WORK TO BE COMPLETED>
Make an exact copy of all the entries, with the pictures left out.

-- start of DATA SECTION --

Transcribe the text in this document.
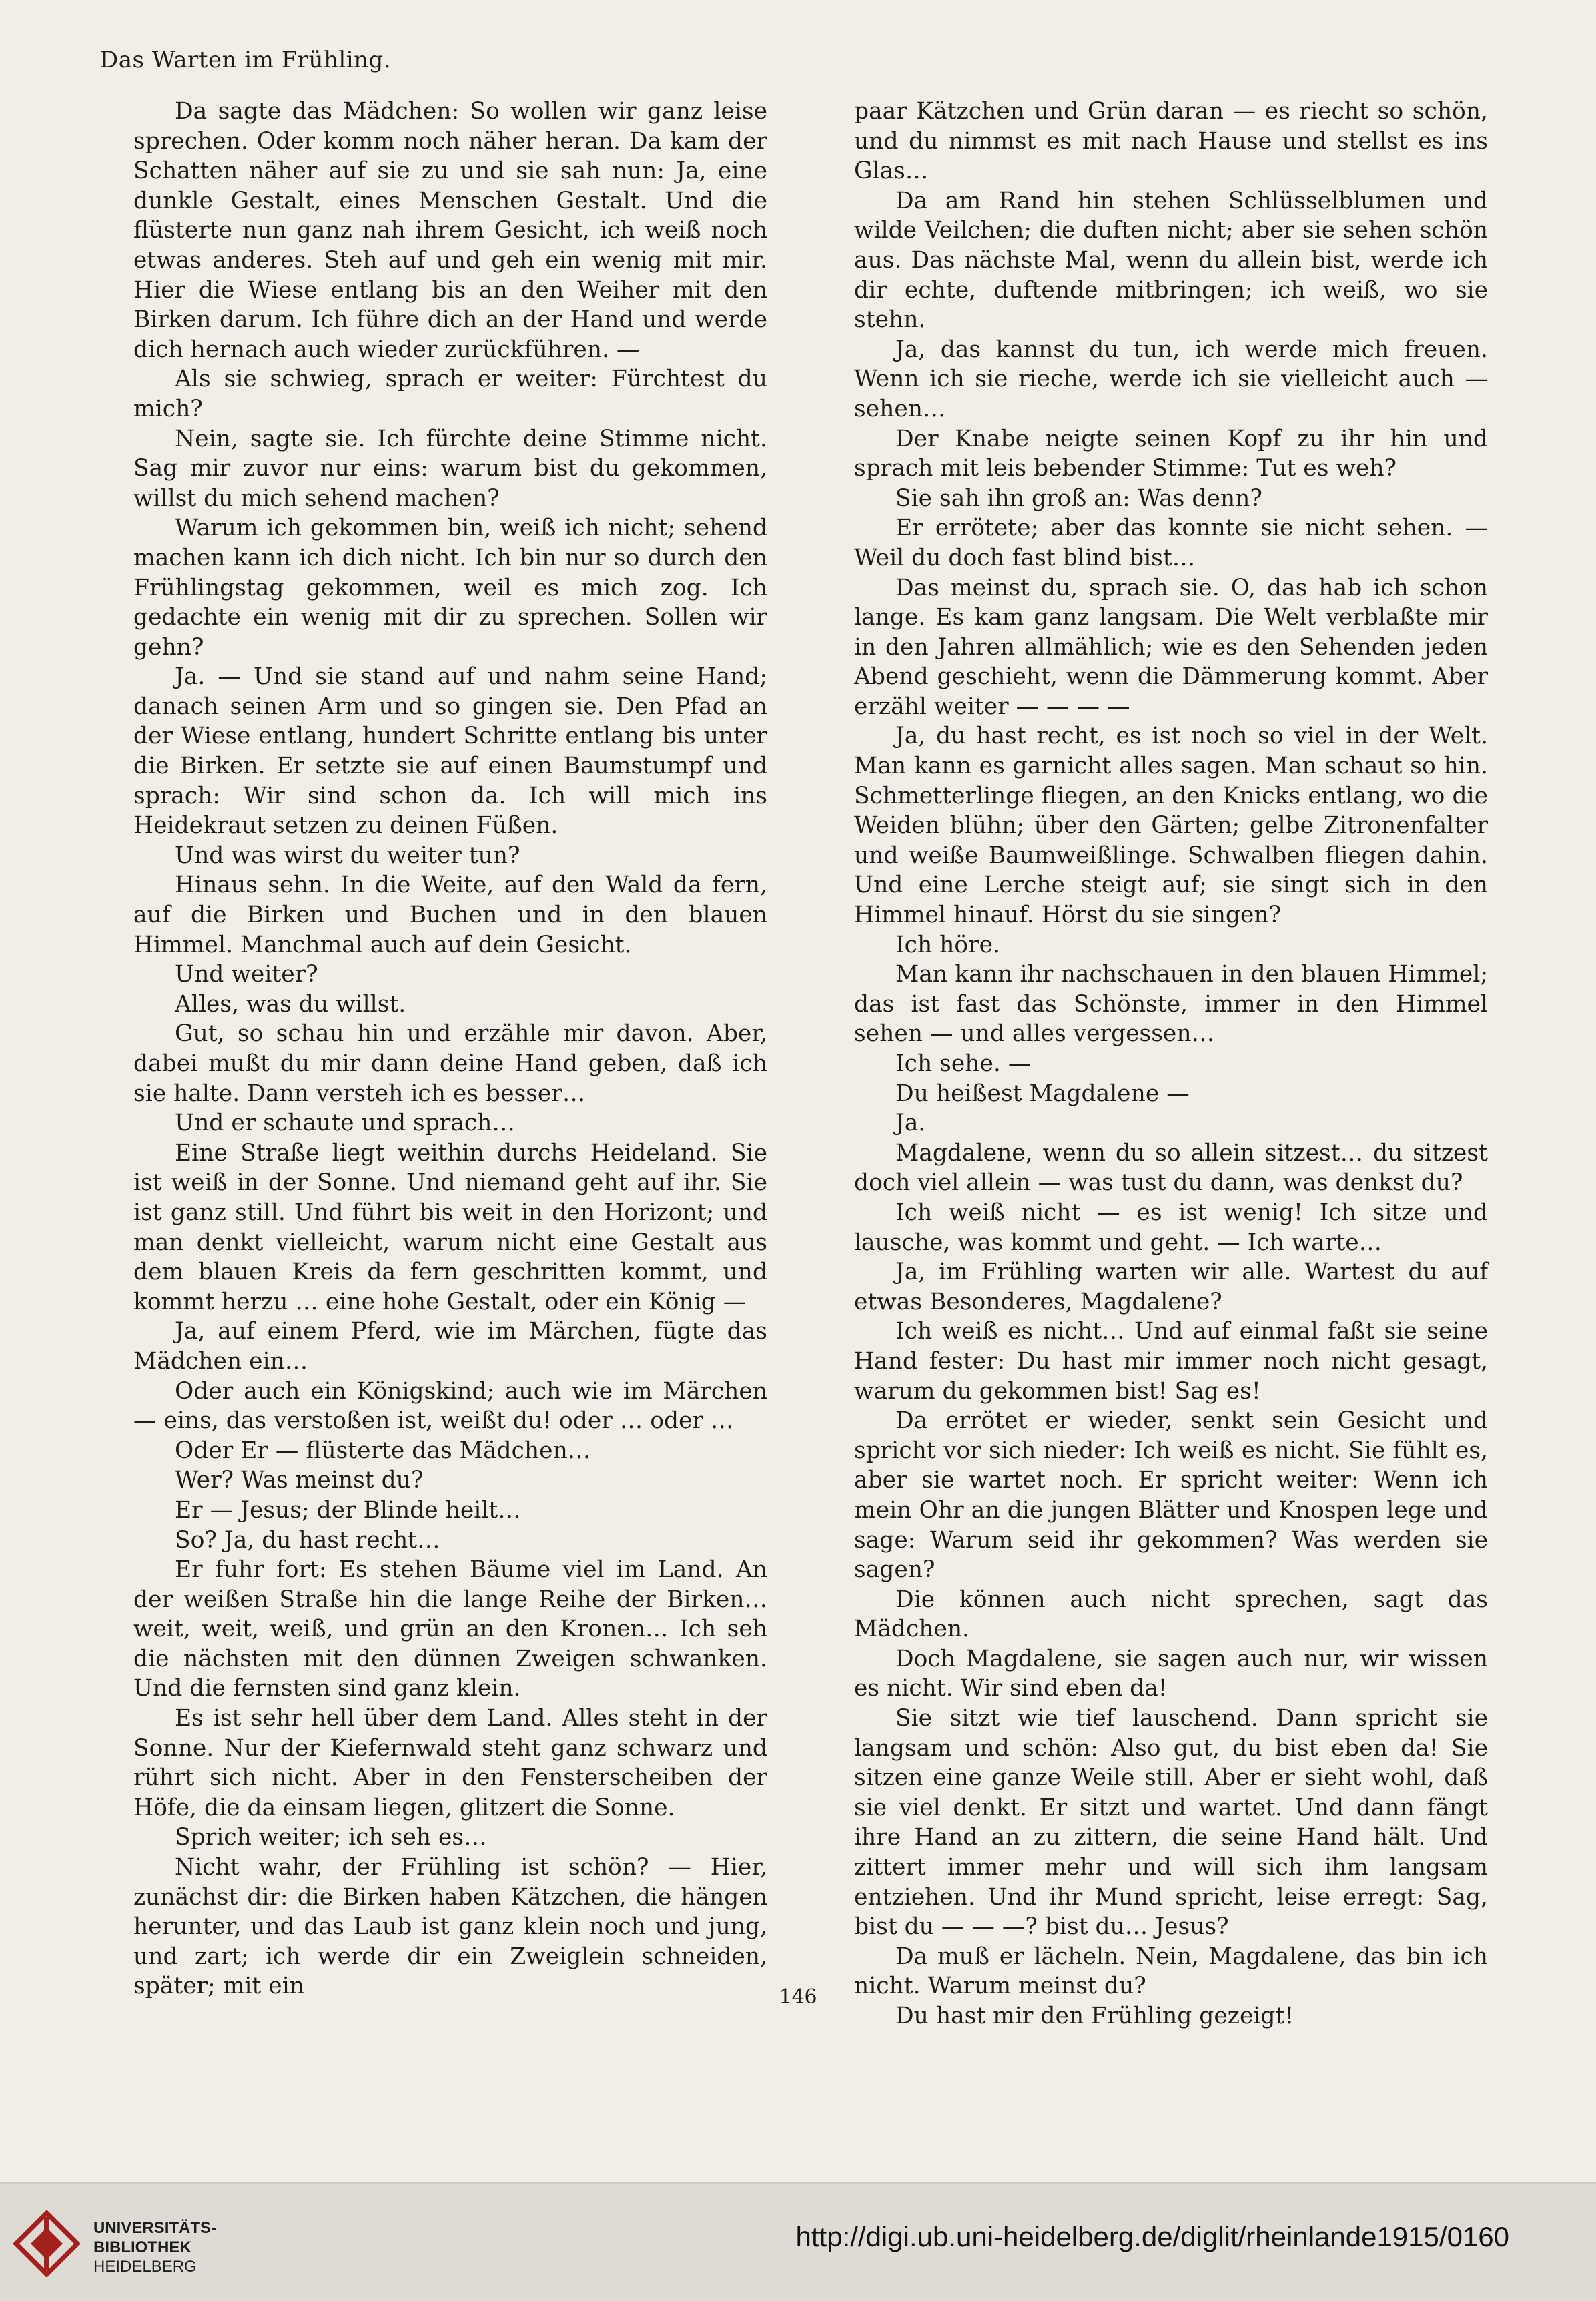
Das Warten im Frühling.

Da sagte das Mädchen: So wollen wir ganz leise sprechen. Oder komm noch näher heran. Da kam der Schatten näher auf sie zu und sie sah nun: Ja, eine dunkle Gestalt, eines Menschen Gestalt. Und die flüsterte nun ganz nah ihrem Gesicht, ich weiß noch etwas anderes. Steh auf und geh ein wenig mit mir. Hier die Wiese entlang bis an den Weiher mit den Birken darum. Ich führe dich an der Hand und werde dich hernach auch wieder zurückführen. —

Als sie schwieg, sprach er weiter: Fürchtest du mich?

Nein, sagte sie. Ich fürchte deine Stimme nicht. Sag mir zuvor nur eins: warum bist du gekommen, willst du mich sehend machen?

Warum ich gekommen bin, weiß ich nicht; sehend machen kann ich dich nicht. Ich bin nur so durch den Frühlingstag gekommen, weil es mich zog. Ich gedachte ein wenig mit dir zu sprechen. Sollen wir gehn?

Ja. — Und sie stand auf und nahm seine Hand; danach seinen Arm und so gingen sie. Den Pfad an der Wiese entlang, hundert Schritte entlang bis unter die Birken. Er setzte sie auf einen Baumstumpf und sprach: Wir sind schon da. Ich will mich ins Heidekraut setzen zu deinen Füßen.

Und was wirst du weiter tun?

Hinaus sehn. In die Weite, auf den Wald da fern, auf die Birken und Buchen und in den blauen Himmel. Manchmal auch auf dein Gesicht.

Und weiter?

Alles, was du willst.

Gut, so schau hin und erzähle mir davon. Aber, dabei mußt du mir dann deine Hand geben, daß ich sie halte. Dann versteh ich es besser…

Und er schaute und sprach…

Eine Straße liegt weithin durchs Heideland. Sie ist weiß in der Sonne. Und niemand geht auf ihr. Sie ist ganz still. Und führt bis weit in den Horizont; und man denkt vielleicht, warum nicht eine Gestalt aus dem blauen Kreis da fern geschritten kommt, und kommt herzu … eine hohe Gestalt, oder ein König —

Ja, auf einem Pferd, wie im Märchen, fügte das Mädchen ein…

Oder auch ein Königskind; auch wie im Märchen — eins, das verstoßen ist, weißt du! oder … oder …

Oder Er — flüsterte das Mädchen…

Wer? Was meinst du?

Er — Jesus; der Blinde heilt…

So? Ja, du hast recht…

Er fuhr fort: Es stehen Bäume viel im Land. An der weißen Straße hin die lange Reihe der Birken… weit, weit, weiß, und grün an den Kronen… Ich seh die nächsten mit den dünnen Zweigen schwanken. Und die fernsten sind ganz klein.

Es ist sehr hell über dem Land. Alles steht in der Sonne. Nur der Kiefernwald steht ganz schwarz und rührt sich nicht. Aber in den Fensterscheiben der Höfe, die da einsam liegen, glitzert die Sonne.

Sprich weiter; ich seh es…

Nicht wahr, der Frühling ist schön? — Hier, zunächst dir: die Birken haben Kätzchen, die hängen herunter, und das Laub ist ganz klein noch und jung, und zart; ich werde dir ein Zweiglein schneiden, später; mit ein

paar Kätzchen und Grün daran — es riecht so schön, und du nimmst es mit nach Hause und stellst es ins Glas…

Da am Rand hin stehen Schlüsselblumen und wilde Veilchen; die duften nicht; aber sie sehen schön aus. Das nächste Mal, wenn du allein bist, werde ich dir echte, duftende mitbringen; ich weiß, wo sie stehn.

Ja, das kannst du tun, ich werde mich freuen. Wenn ich sie rieche, werde ich sie vielleicht auch — sehen…

Der Knabe neigte seinen Kopf zu ihr hin und sprach mit leis bebender Stimme: Tut es weh?

Sie sah ihn groß an: Was denn?

Er errötete; aber das konnte sie nicht sehen. — Weil du doch fast blind bist…

Das meinst du, sprach sie. O, das hab ich schon lange. Es kam ganz langsam. Die Welt verblaßte mir in den Jahren allmählich; wie es den Sehenden jeden Abend geschieht, wenn die Dämmerung kommt. Aber erzähl weiter — — — —

Ja, du hast recht, es ist noch so viel in der Welt. Man kann es garnicht alles sagen. Man schaut so hin. Schmetterlinge fliegen, an den Knicks entlang, wo die Weiden blühn; über den Gärten; gelbe Zitronenfalter und weiße Baumweißlinge. Schwalben fliegen dahin. Und eine Lerche steigt auf; sie singt sich in den Himmel hinauf. Hörst du sie singen?

Ich höre.

Man kann ihr nachschauen in den blauen Himmel; das ist fast das Schönste, immer in den Himmel sehen — und alles vergessen…

Ich sehe. —

Du heißest Magdalene —

Ja.

Magdalene, wenn du so allein sitzest… du sitzest doch viel allein — was tust du dann, was denkst du?

Ich weiß nicht — es ist wenig! Ich sitze und lausche, was kommt und geht. — Ich warte…

Ja, im Frühling warten wir alle. Wartest du auf etwas Besonderes, Magdalene?

Ich weiß es nicht… Und auf einmal faßt sie seine Hand fester: Du hast mir immer noch nicht gesagt, warum du gekommen bist! Sag es!

Da errötet er wieder, senkt sein Gesicht und spricht vor sich nieder: Ich weiß es nicht. Sie fühlt es, aber sie wartet noch. Er spricht weiter: Wenn ich mein Ohr an die jungen Blätter und Knospen lege und sage: Warum seid ihr gekommen? Was werden sie sagen?

Die können auch nicht sprechen, sagt das Mädchen.

Doch Magdalene, sie sagen auch nur, wir wissen es nicht. Wir sind eben da!

Sie sitzt wie tief lauschend. Dann spricht sie langsam und schön: Also gut, du bist eben da! Sie sitzen eine ganze Weile still. Aber er sieht wohl, daß sie viel denkt. Er sitzt und wartet. Und dann fängt ihre Hand an zu zittern, die seine Hand hält. Und zittert immer mehr und will sich ihm langsam entziehen. Und ihr Mund spricht, leise erregt: Sag, bist du — — —? bist du… Jesus?

Da muß er lächeln. Nein, Magdalene, das bin ich nicht. Warum meinst du?

Du hast mir den Frühling gezeigt!

146
UNIVERSITÄTS-
BIBLIOTHEK
HEIDELBERG
http://digi.ub.uni-heidelberg.de/diglit/rheinlande1915/0160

-- end of DATA SECTION --

OUTPUT FOR THIS EXERCISE>
Transcribe the text in this document.
Das Warten im Frühling.

Da sagte das Mädchen: So wollen wir ganz leise sprechen. Oder komm noch näher heran. Da kam der Schatten näher auf sie zu und sie sah nun: Ja, eine dunkle Gestalt, eines Menschen Gestalt. Und die flüsterte nun ganz nah ihrem Gesicht, ich weiß noch etwas anderes. Steh auf und geh ein wenig mit mir. Hier die Wiese entlang bis an den Weiher mit den Birken darum. Ich führe dich an der Hand und werde dich hernach auch wieder zurückführen. —

Als sie schwieg, sprach er weiter: Fürchtest du mich?

Nein, sagte sie. Ich fürchte deine Stimme nicht. Sag mir zuvor nur eins: warum bist du gekommen, willst du mich sehend machen?

Warum ich gekommen bin, weiß ich nicht; sehend machen kann ich dich nicht. Ich bin nur so durch den Frühlingstag gekommen, weil es mich zog. Ich gedachte ein wenig mit dir zu sprechen. Sollen wir gehn?

Ja. — Und sie stand auf und nahm seine Hand; danach seinen Arm und so gingen sie. Den Pfad an der Wiese entlang, hundert Schritte entlang bis unter die Birken. Er setzte sie auf einen Baumstumpf und sprach: Wir sind schon da. Ich will mich ins Heidekraut setzen zu deinen Füßen.

Und was wirst du weiter tun?

Hinaus sehn. In die Weite, auf den Wald da fern, auf die Birken und Buchen und in den blauen Himmel. Manchmal auch auf dein Gesicht.

Und weiter?

Alles, was du willst.

Gut, so schau hin und erzähle mir davon. Aber, dabei mußt du mir dann deine Hand geben, daß ich sie halte. Dann versteh ich es besser…

Und er schaute und sprach…

Eine Straße liegt weithin durchs Heideland. Sie ist weiß in der Sonne. Und niemand geht auf ihr. Sie ist ganz still. Und führt bis weit in den Horizont; und man denkt vielleicht, warum nicht eine Gestalt aus dem blauen Kreis da fern geschritten kommt, und kommt herzu … eine hohe Gestalt, oder ein König —

Ja, auf einem Pferd, wie im Märchen, fügte das Mädchen ein…

Oder auch ein Königskind; auch wie im Märchen — eins, das verstoßen ist, weißt du! oder … oder …

Oder Er — flüsterte das Mädchen…

Wer? Was meinst du?

Er — Jesus; der Blinde heilt…

So? Ja, du hast recht…

Er fuhr fort: Es stehen Bäume viel im Land. An der weißen Straße hin die lange Reihe der Birken… weit, weit, weiß, und grün an den Kronen… Ich seh die nächsten mit den dünnen Zweigen schwanken. Und die fernsten sind ganz klein.

Es ist sehr hell über dem Land. Alles steht in der Sonne. Nur der Kiefernwald steht ganz schwarz und rührt sich nicht. Aber in den Fensterscheiben der Höfe, die da einsam liegen, glitzert die Sonne.

Sprich weiter; ich seh es…

Nicht wahr, der Frühling ist schön? — Hier, zunächst dir: die Birken haben Kätzchen, die hängen herunter, und das Laub ist ganz klein noch und jung, und zart; ich werde dir ein Zweiglein schneiden, später; mit ein

paar Kätzchen und Grün daran — es riecht so schön, und du nimmst es mit nach Hause und stellst es ins Glas…

Da am Rand hin stehen Schlüsselblumen und wilde Veilchen; die duften nicht; aber sie sehen schön aus. Das nächste Mal, wenn du allein bist, werde ich dir echte, duftende mitbringen; ich weiß, wo sie stehn.

Ja, das kannst du tun, ich werde mich freuen. Wenn ich sie rieche, werde ich sie vielleicht auch — sehen…

Der Knabe neigte seinen Kopf zu ihr hin und sprach mit leis bebender Stimme: Tut es weh?

Sie sah ihn groß an: Was denn?

Er errötete; aber das konnte sie nicht sehen. — Weil du doch fast blind bist…

Das meinst du, sprach sie. O, das hab ich schon lange. Es kam ganz langsam. Die Welt verblaßte mir in den Jahren allmählich; wie es den Sehenden jeden Abend geschieht, wenn die Dämmerung kommt. Aber erzähl weiter — — — —

Ja, du hast recht, es ist noch so viel in der Welt. Man kann es garnicht alles sagen. Man schaut so hin. Schmetterlinge fliegen, an den Knicks entlang, wo die Weiden blühn; über den Gärten; gelbe Zitronenfalter und weiße Baumweißlinge. Schwalben fliegen dahin. Und eine Lerche steigt auf; sie singt sich in den Himmel hinauf. Hörst du sie singen?

Ich höre.

Man kann ihr nachschauen in den blauen Himmel; das ist fast das Schönste, immer in den Himmel sehen — und alles vergessen…

Ich sehe. —

Du heißest Magdalene —

Ja.

Magdalene, wenn du so allein sitzest… du sitzest doch viel allein — was tust du dann, was denkst du?

Ich weiß nicht — es ist wenig! Ich sitze und lausche, was kommt und geht. — Ich warte…

Ja, im Frühling warten wir alle. Wartest du auf etwas Besonderes, Magdalene?

Ich weiß es nicht… Und auf einmal faßt sie seine Hand fester: Du hast mir immer noch nicht gesagt, warum du gekommen bist! Sag es!

Da errötet er wieder, senkt sein Gesicht und spricht vor sich nieder: Ich weiß es nicht. Sie fühlt es, aber sie wartet noch. Er spricht weiter: Wenn ich mein Ohr an die jungen Blätter und Knospen lege und sage: Warum seid ihr gekommen? Was werden sie sagen?

Die können auch nicht sprechen, sagt das Mädchen.

Doch Magdalene, sie sagen auch nur, wir wissen es nicht. Wir sind eben da!

Sie sitzt wie tief lauschend. Dann spricht sie langsam und schön: Also gut, du bist eben da! Sie sitzen eine ganze Weile still. Aber er sieht wohl, daß sie viel denkt. Er sitzt und wartet. Und dann fängt ihre Hand an zu zittern, die seine Hand hält. Und zittert immer mehr und will sich ihm langsam entziehen. Und ihr Mund spricht, leise erregt: Sag, bist du — — —? bist du… Jesus?

Da muß er lächeln. Nein, Magdalene, das bin ich nicht. Warum meinst du?

Du hast mir den Frühling gezeigt!

146
UNIVERSITÄTS-
BIBLIOTHEK
HEIDELBERG
http://digi.ub.uni-heidelberg.de/diglit/rheinlande1915/0160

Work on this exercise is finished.